== REQUIRED WORK ==
Omit the pictures and output every entry below exactly as written.

== THE INPUT ==
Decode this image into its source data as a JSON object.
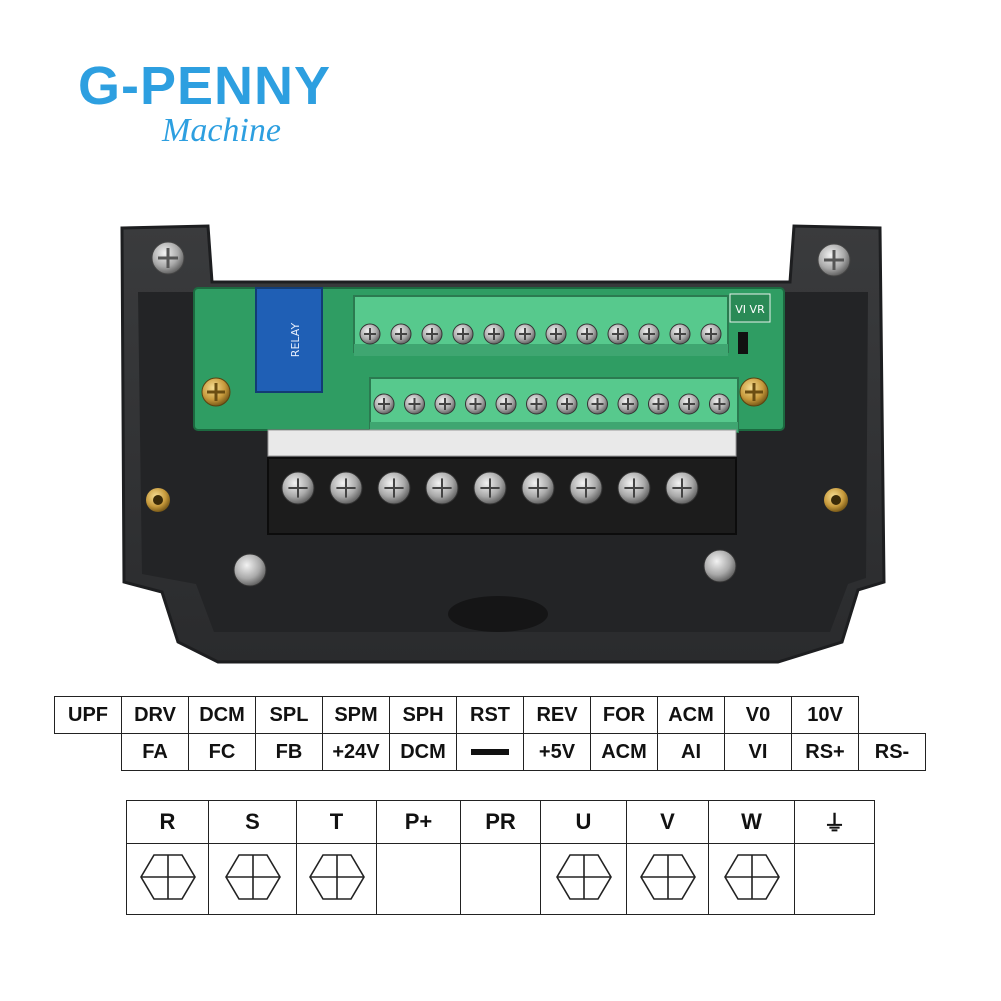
{
  "logo": {
    "brand": "G-PENNY",
    "sub": "Machine",
    "color": "#2d9fe0"
  },
  "control_terminals": {
    "row1": [
      "UPF",
      "DRV",
      "DCM",
      "SPL",
      "SPM",
      "SPH",
      "RST",
      "REV",
      "FOR",
      "ACM",
      "V0",
      "10V"
    ],
    "row2": [
      "",
      "FA",
      "FC",
      "FB",
      "+24V",
      "DCM",
      "—",
      "+5V",
      "ACM",
      "AI",
      "VI",
      "RS+",
      "RS-"
    ]
  },
  "power_terminals": {
    "labels": [
      "R",
      "S",
      "T",
      "P+",
      "PR",
      "U",
      "V",
      "W",
      "⏚"
    ],
    "screws": [
      true,
      true,
      true,
      false,
      false,
      true,
      true,
      true,
      false
    ]
  }
}
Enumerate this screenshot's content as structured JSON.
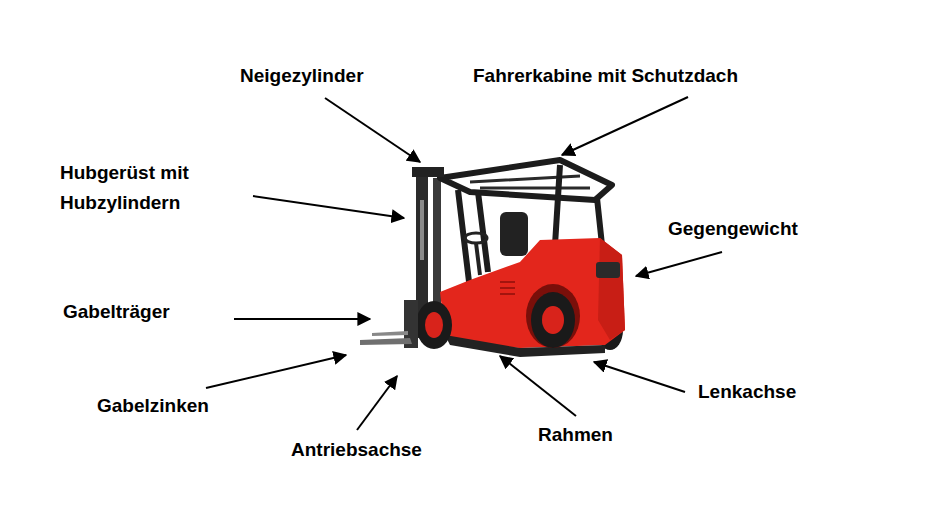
{
  "diagram": {
    "labels": [
      "Neigezylinder",
      "Fahrerkabine mit Schutzdach",
      "Hubgerüst mit Hubzylindern",
      "Gegengewicht",
      "Gabelträger",
      "Gabelzinken",
      "Antriebsachse",
      "Rahmen",
      "Lenkachse"
    ]
  }
}
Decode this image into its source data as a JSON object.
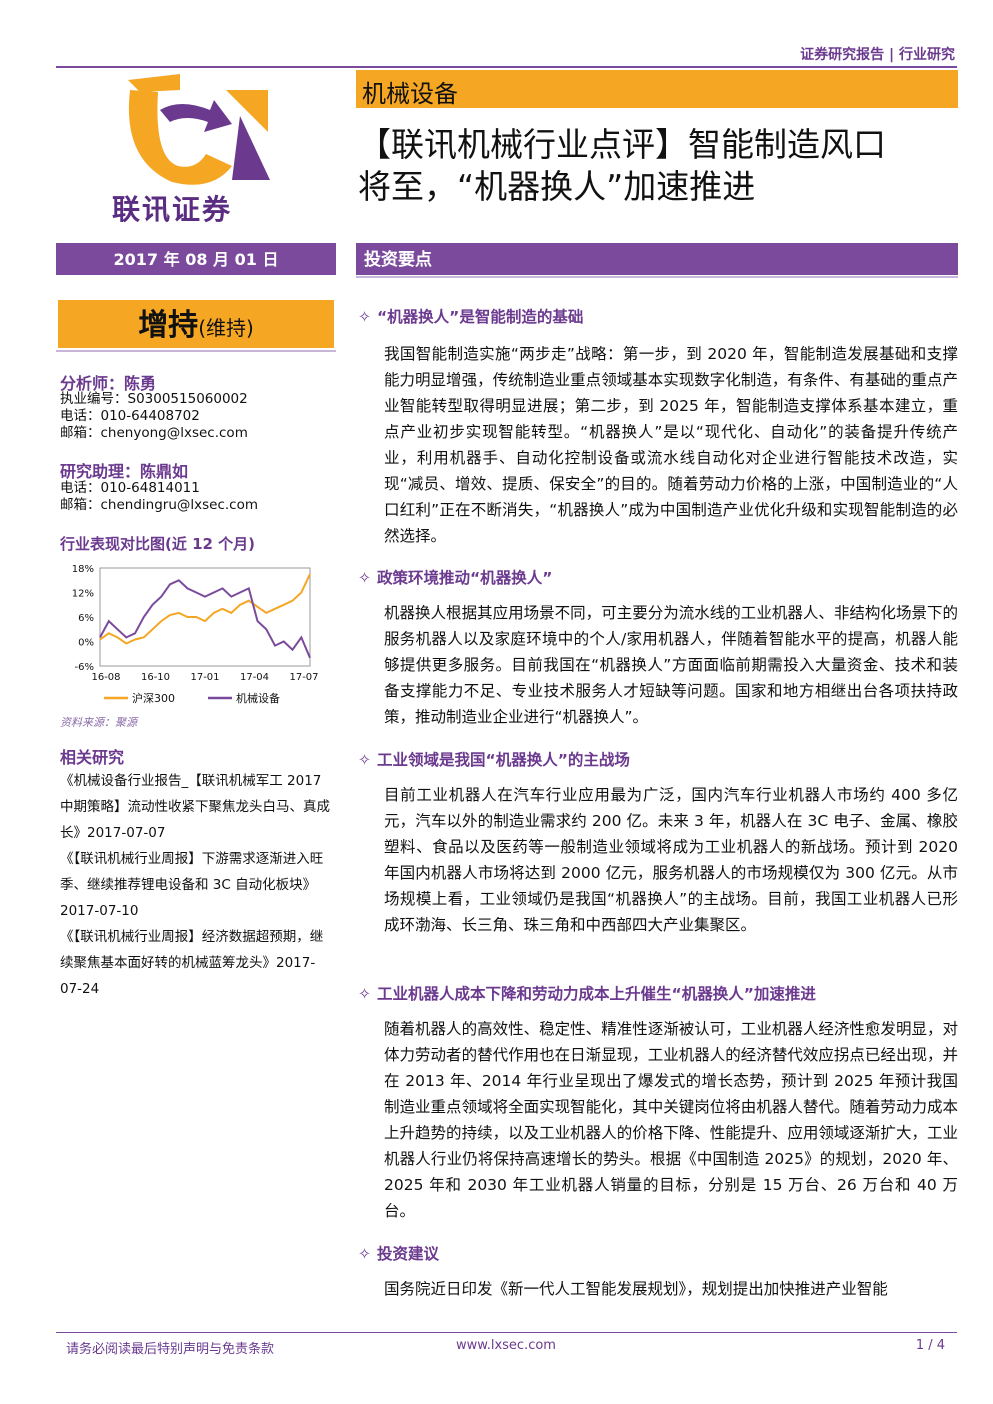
{
  "header": {
    "report_type": "证券研究报告 | 行业研究",
    "logo_text": "联讯证券",
    "industry": "机械设备",
    "title_line1": "【联讯机械行业点评】智能制造风口",
    "title_line2": "将至，“机器换人”加速推进",
    "date": "2017 年 08 月 01 日",
    "section": "投资要点",
    "brand_color": "#7b4a9c",
    "accent_color": "#f5a623"
  },
  "rating": {
    "main": "增持",
    "sub": "(维持)"
  },
  "analyst": {
    "label": "分析师：陈勇",
    "license": "执业编号：S0300515060002",
    "phone": "电话：010-64408702",
    "email": "邮箱：chenyong@lxsec.com"
  },
  "assistant": {
    "label": "研究助理：陈鼎如",
    "phone": "电话：010-64814011",
    "email": "邮箱：chendingru@lxsec.com"
  },
  "chart_title": "行业表现对比图(近 12 个月)",
  "chart_source": "资料来源：聚源",
  "chart_data": {
    "type": "line",
    "yticks": [
      "18%",
      "12%",
      "6%",
      "0%",
      "-6%"
    ],
    "xticks": [
      "16-08",
      "16-10",
      "17-01",
      "17-04",
      "17-07"
    ],
    "ylim": [
      -6,
      18
    ],
    "x": [
      0,
      2,
      4,
      6,
      8,
      10,
      12,
      14,
      16,
      18,
      20,
      22,
      24,
      26,
      28,
      30,
      32,
      34,
      36,
      38,
      40,
      42,
      44,
      46,
      48
    ],
    "series": [
      {
        "name": "沪深300",
        "color": "#f5a623",
        "values": [
          0.5,
          2,
          1,
          -0.5,
          0.5,
          1,
          3,
          5,
          6.5,
          7,
          6,
          6,
          5,
          7,
          8,
          7,
          9,
          10,
          8.5,
          7,
          8,
          9,
          10,
          12,
          16.5
        ]
      },
      {
        "name": "机械设备",
        "color": "#7b4a9c",
        "values": [
          1,
          5,
          3,
          1,
          2,
          6,
          9,
          11,
          14,
          15,
          13,
          12,
          11,
          12,
          13,
          11,
          12,
          13,
          5,
          3,
          -1,
          0,
          -2,
          1,
          -4
        ]
      }
    ]
  },
  "related": {
    "heading": "相关研究",
    "items": [
      "《机械设备行业报告_【联讯机械军工 2017 中期策略】流动性收紧下聚焦龙头白马、真成长》2017-07-07",
      "《【联讯机械行业周报】下游需求逐渐进入旺季、继续推荐锂电设备和 3C 自动化板块》2017-07-10",
      "《【联讯机械行业周报】经济数据超预期，继续聚焦基本面好转的机械蓝筹龙头》2017-07-24"
    ]
  },
  "sections": [
    {
      "heading": "“机器换人”是智能制造的基础",
      "body": "我国智能制造实施“两步走”战略：第一步，到 2020 年，智能制造发展基础和支撑能力明显增强，传统制造业重点领域基本实现数字化制造，有条件、有基础的重点产业智能转型取得明显进展；第二步，到 2025 年，智能制造支撑体系基本建立，重点产业初步实现智能转型。“机器换人”是以“现代化、自动化”的装备提升传统产业，利用机器手、自动化控制设备或流水线自动化对企业进行智能技术改造，实现“减员、增效、提质、保安全”的目的。随着劳动力价格的上涨，中国制造业的“人口红利”正在不断消失，“机器换人”成为中国制造产业优化升级和实现智能制造的必然选择。"
    },
    {
      "heading": "政策环境推动“机器换人”",
      "body": "机器换人根据其应用场景不同，可主要分为流水线的工业机器人、非结构化场景下的服务机器人以及家庭环境中的个人/家用机器人，伴随着智能水平的提高，机器人能够提供更多服务。目前我国在“机器换人”方面面临前期需投入大量资金、技术和装备支撑能力不足、专业技术服务人才短缺等问题。国家和地方相继出台各项扶持政策，推动制造业企业进行“机器换人”。"
    },
    {
      "heading": "工业领域是我国“机器换人”的主战场",
      "body": "目前工业机器人在汽车行业应用最为广泛，国内汽车行业机器人市场约 400 多亿元，汽车以外的制造业需求约 200 亿。未来 3 年，机器人在 3C 电子、金属、橡胶塑料、食品以及医药等一般制造业领域将成为工业机器人的新战场。预计到 2020 年国内机器人市场将达到 2000 亿元，服务机器人的市场规模仅为 300 亿元。从市场规模上看，工业领域仍是我国“机器换人”的主战场。目前，我国工业机器人已形成环渤海、长三角、珠三角和中西部四大产业集聚区。"
    },
    {
      "heading": "工业机器人成本下降和劳动力成本上升催生“机器换人”加速推进",
      "body": "随着机器人的高效性、稳定性、精准性逐渐被认可，工业机器人经济性愈发明显，对体力劳动者的替代作用也在日渐显现，工业机器人的经济替代效应拐点已经出现，并在 2013 年、2014 年行业呈现出了爆发式的增长态势，预计到 2025 年预计我国制造业重点领域将全面实现智能化，其中关键岗位将由机器人替代。随着劳动力成本上升趋势的持续，以及工业机器人的价格下降、性能提升、应用领域逐渐扩大，工业机器人行业仍将保持高速增长的势头。根据《中国制造 2025》的规划，2020 年、2025 年和 2030 年工业机器人销量的目标，分别是 15 万台、26 万台和 40 万台。"
    },
    {
      "heading": "投资建议",
      "body": "国务院近日印发《新一代人工智能发展规划》，规划提出加快推进产业智能"
    }
  ],
  "section_bullet": "✧",
  "footer": {
    "disclaimer": "请务必阅读最后特别声明与免责条款",
    "website": "www.lxsec.com",
    "page": "1 / 4"
  }
}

== CORRECT RESULT ==
Decode this image into its source data as a JSON object.
{
  "logo": {
    "brand": "G-PENNY",
    "sub": "Machine",
    "color": "#2d9fe0"
  },
  "control_terminals": {
    "row1": [
      "UPF",
      "DRV",
      "DCM",
      "SPL",
      "SPM",
      "SPH",
      "RST",
      "REV",
      "FOR",
      "ACM",
      "V0",
      "10V"
    ],
    "row2": [
      "",
      "FA",
      "FC",
      "FB",
      "+24V",
      "DCM",
      "—",
      "+5V",
      "ACM",
      "AI",
      "VI",
      "RS+",
      "RS-"
    ]
  },
  "power_terminals": {
    "labels": [
      "R",
      "S",
      "T",
      "P+",
      "PR",
      "U",
      "V",
      "W",
      "⏚"
    ],
    "screws": [
      true,
      true,
      true,
      false,
      false,
      true,
      true,
      true,
      false
    ]
  }
}
Enumerate this screenshot's content as structured JSON.
{
  "diagram": {
    "labels": [
      "Neigezylinder",
      "Fahrerkabine mit Schutzdach",
      "Hubgerüst mit Hubzylindern",
      "Gegengewicht",
      "Gabelträger",
      "Gabelzinken",
      "Antriebsachse",
      "Rahmen",
      "Lenkachse"
    ]
  }
}
Decode this image into its source data as a JSON object.
{
  "header": {
    "report_type": "证券研究报告 | 行业研究",
    "logo_text": "联讯证券",
    "industry": "机械设备",
    "title_line1": "【联讯机械行业点评】智能制造风口",
    "title_line2": "将至，“机器换人”加速推进",
    "date": "2017 年 08 月 01 日",
    "section": "投资要点",
    "brand_color": "#7b4a9c",
    "accent_color": "#f5a623"
  },
  "rating": {
    "main": "增持",
    "sub": "(维持)"
  },
  "analyst": {
    "label": "分析师：陈勇",
    "license": "执业编号：S0300515060002",
    "phone": "电话：010-64408702",
    "email": "邮箱：chenyong@lxsec.com"
  },
  "assistant": {
    "label": "研究助理：陈鼎如",
    "phone": "电话：010-64814011",
    "email": "邮箱：chendingru@lxsec.com"
  },
  "chart_title": "行业表现对比图(近 12 个月)",
  "chart_source": "资料来源：聚源",
  "chart_data": {
    "type": "line",
    "yticks": [
      "18%",
      "12%",
      "6%",
      "0%",
      "-6%"
    ],
    "xticks": [
      "16-08",
      "16-10",
      "17-01",
      "17-04",
      "17-07"
    ],
    "ylim": [
      -6,
      18
    ],
    "x": [
      0,
      2,
      4,
      6,
      8,
      10,
      12,
      14,
      16,
      18,
      20,
      22,
      24,
      26,
      28,
      30,
      32,
      34,
      36,
      38,
      40,
      42,
      44,
      46,
      48
    ],
    "series": [
      {
        "name": "沪深300",
        "color": "#f5a623",
        "values": [
          0.5,
          2,
          1,
          -0.5,
          0.5,
          1,
          3,
          5,
          6.5,
          7,
          6,
          6,
          5,
          7,
          8,
          7,
          9,
          10,
          8.5,
          7,
          8,
          9,
          10,
          12,
          16.5
        ]
      },
      {
        "name": "机械设备",
        "color": "#7b4a9c",
        "values": [
          1,
          5,
          3,
          1,
          2,
          6,
          9,
          11,
          14,
          15,
          13,
          12,
          11,
          12,
          13,
          11,
          12,
          13,
          5,
          3,
          -1,
          0,
          -2,
          1,
          -4
        ]
      }
    ]
  },
  "related": {
    "heading": "相关研究",
    "items": [
      "《机械设备行业报告_【联讯机械军工 2017 中期策略】流动性收紧下聚焦龙头白马、真成长》2017-07-07",
      "《【联讯机械行业周报】下游需求逐渐进入旺季、继续推荐锂电设备和 3C 自动化板块》2017-07-10",
      "《【联讯机械行业周报】经济数据超预期，继续聚焦基本面好转的机械蓝筹龙头》2017-07-24"
    ]
  },
  "sections": [
    {
      "heading": "“机器换人”是智能制造的基础",
      "body": "我国智能制造实施“两步走”战略：第一步，到 2020 年，智能制造发展基础和支撑能力明显增强，传统制造业重点领域基本实现数字化制造，有条件、有基础的重点产业智能转型取得明显进展；第二步，到 2025 年，智能制造支撑体系基本建立，重点产业初步实现智能转型。“机器换人”是以“现代化、自动化”的装备提升传统产业，利用机器手、自动化控制设备或流水线自动化对企业进行智能技术改造，实现“减员、增效、提质、保安全”的目的。随着劳动力价格的上涨，中国制造业的“人口红利”正在不断消失，“机器换人”成为中国制造产业优化升级和实现智能制造的必然选择。"
    },
    {
      "heading": "政策环境推动“机器换人”",
      "body": "机器换人根据其应用场景不同，可主要分为流水线的工业机器人、非结构化场景下的服务机器人以及家庭环境中的个人/家用机器人，伴随着智能水平的提高，机器人能够提供更多服务。目前我国在“机器换人”方面面临前期需投入大量资金、技术和装备支撑能力不足、专业技术服务人才短缺等问题。国家和地方相继出台各项扶持政策，推动制造业企业进行“机器换人”。"
    },
    {
      "heading": "工业领域是我国“机器换人”的主战场",
      "body": "目前工业机器人在汽车行业应用最为广泛，国内汽车行业机器人市场约 400 多亿元，汽车以外的制造业需求约 200 亿。未来 3 年，机器人在 3C 电子、金属、橡胶塑料、食品以及医药等一般制造业领域将成为工业机器人的新战场。预计到 2020 年国内机器人市场将达到 2000 亿元，服务机器人的市场规模仅为 300 亿元。从市场规模上看，工业领域仍是我国“机器换人”的主战场。目前，我国工业机器人已形成环渤海、长三角、珠三角和中西部四大产业集聚区。"
    },
    {
      "heading": "工业机器人成本下降和劳动力成本上升催生“机器换人”加速推进",
      "body": "随着机器人的高效性、稳定性、精准性逐渐被认可，工业机器人经济性愈发明显，对体力劳动者的替代作用也在日渐显现，工业机器人的经济替代效应拐点已经出现，并在 2013 年、2014 年行业呈现出了爆发式的增长态势，预计到 2025 年预计我国制造业重点领域将全面实现智能化，其中关键岗位将由机器人替代。随着劳动力成本上升趋势的持续，以及工业机器人的价格下降、性能提升、应用领域逐渐扩大，工业机器人行业仍将保持高速增长的势头。根据《中国制造 2025》的规划，2020 年、2025 年和 2030 年工业机器人销量的目标，分别是 15 万台、26 万台和 40 万台。"
    },
    {
      "heading": "投资建议",
      "body": "国务院近日印发《新一代人工智能发展规划》，规划提出加快推进产业智能"
    }
  ],
  "section_bullet": "✧",
  "footer": {
    "disclaimer": "请务必阅读最后特别声明与免责条款",
    "website": "www.lxsec.com",
    "page": "1 / 4"
  }
}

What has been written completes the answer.